GIVEN TASK | Reproduce each line exactly. Skip none.

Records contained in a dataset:
+ + + +

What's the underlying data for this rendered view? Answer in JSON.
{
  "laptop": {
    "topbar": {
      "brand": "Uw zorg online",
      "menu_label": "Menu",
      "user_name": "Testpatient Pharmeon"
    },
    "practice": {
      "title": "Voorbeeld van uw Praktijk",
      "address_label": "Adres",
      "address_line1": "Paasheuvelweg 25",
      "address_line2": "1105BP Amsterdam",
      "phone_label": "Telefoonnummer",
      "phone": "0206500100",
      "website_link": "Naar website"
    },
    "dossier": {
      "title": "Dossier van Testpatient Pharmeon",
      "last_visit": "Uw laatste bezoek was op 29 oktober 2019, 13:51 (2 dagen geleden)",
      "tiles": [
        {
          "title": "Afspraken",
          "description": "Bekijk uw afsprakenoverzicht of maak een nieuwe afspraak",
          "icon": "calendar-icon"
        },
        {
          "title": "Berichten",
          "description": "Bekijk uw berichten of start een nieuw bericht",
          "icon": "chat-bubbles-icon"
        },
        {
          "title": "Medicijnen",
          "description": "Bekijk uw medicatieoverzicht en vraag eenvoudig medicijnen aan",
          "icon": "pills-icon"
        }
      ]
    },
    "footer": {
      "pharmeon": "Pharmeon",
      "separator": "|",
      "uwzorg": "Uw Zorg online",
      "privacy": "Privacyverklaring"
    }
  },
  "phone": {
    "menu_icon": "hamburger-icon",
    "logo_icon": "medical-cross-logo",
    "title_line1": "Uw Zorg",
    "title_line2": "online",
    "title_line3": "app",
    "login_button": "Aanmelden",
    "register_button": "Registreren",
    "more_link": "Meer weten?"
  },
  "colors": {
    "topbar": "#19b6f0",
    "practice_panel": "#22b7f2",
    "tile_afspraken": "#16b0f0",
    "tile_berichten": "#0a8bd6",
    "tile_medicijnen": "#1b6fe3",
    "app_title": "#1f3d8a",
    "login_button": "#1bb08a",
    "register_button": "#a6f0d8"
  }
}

+ + + +

CORRECT OUTPUT |
What's the underlying data for this rendered view? Answer in JSON.
{
  "laptop": {
    "topbar": {
      "brand": "Uw zorg online",
      "menu_label": "Menu",
      "user_name": "Testpatient Pharmeon"
    },
    "practice": {
      "title": "Voorbeeld van uw Praktijk",
      "address_label": "Adres",
      "address_line1": "Paasheuvelweg 25",
      "address_line2": "1105BP Amsterdam",
      "phone_label": "Telefoonnummer",
      "phone": "0206500100",
      "website_link": "Naar website"
    },
    "dossier": {
      "title": "Dossier van Testpatient Pharmeon",
      "last_visit": "Uw laatste bezoek was op 29 oktober 2019, 13:51 (2 dagen geleden)",
      "tiles": [
        {
          "title": "Afspraken",
          "description": "Bekijk uw afsprakenoverzicht of maak een nieuwe afspraak",
          "icon": "calendar-icon"
        },
        {
          "title": "Berichten",
          "description": "Bekijk uw berichten of start een nieuw bericht",
          "icon": "chat-bubbles-icon"
        },
        {
          "title": "Medicijnen",
          "description": "Bekijk uw medicatieoverzicht en vraag eenvoudig medicijnen aan",
          "icon": "pills-icon"
        }
      ]
    },
    "footer": {
      "pharmeon": "Pharmeon",
      "separator": "|",
      "uwzorg": "Uw Zorg online",
      "privacy": "Privacyverklaring"
    }
  },
  "phone": {
    "menu_icon": "hamburger-icon",
    "logo_icon": "medical-cross-logo",
    "title_line1": "Uw Zorg",
    "title_line2": "online",
    "title_line3": "app",
    "login_button": "Aanmelden",
    "register_button": "Registreren",
    "more_link": "Meer weten?"
  },
  "colors": {
    "topbar": "#19b6f0",
    "practice_panel": "#22b7f2",
    "tile_afspraken": "#16b0f0",
    "tile_berichten": "#0a8bd6",
    "tile_medicijnen": "#1b6fe3",
    "app_title": "#1f3d8a",
    "login_button": "#1bb08a",
    "register_button": "#a6f0d8"
  }
}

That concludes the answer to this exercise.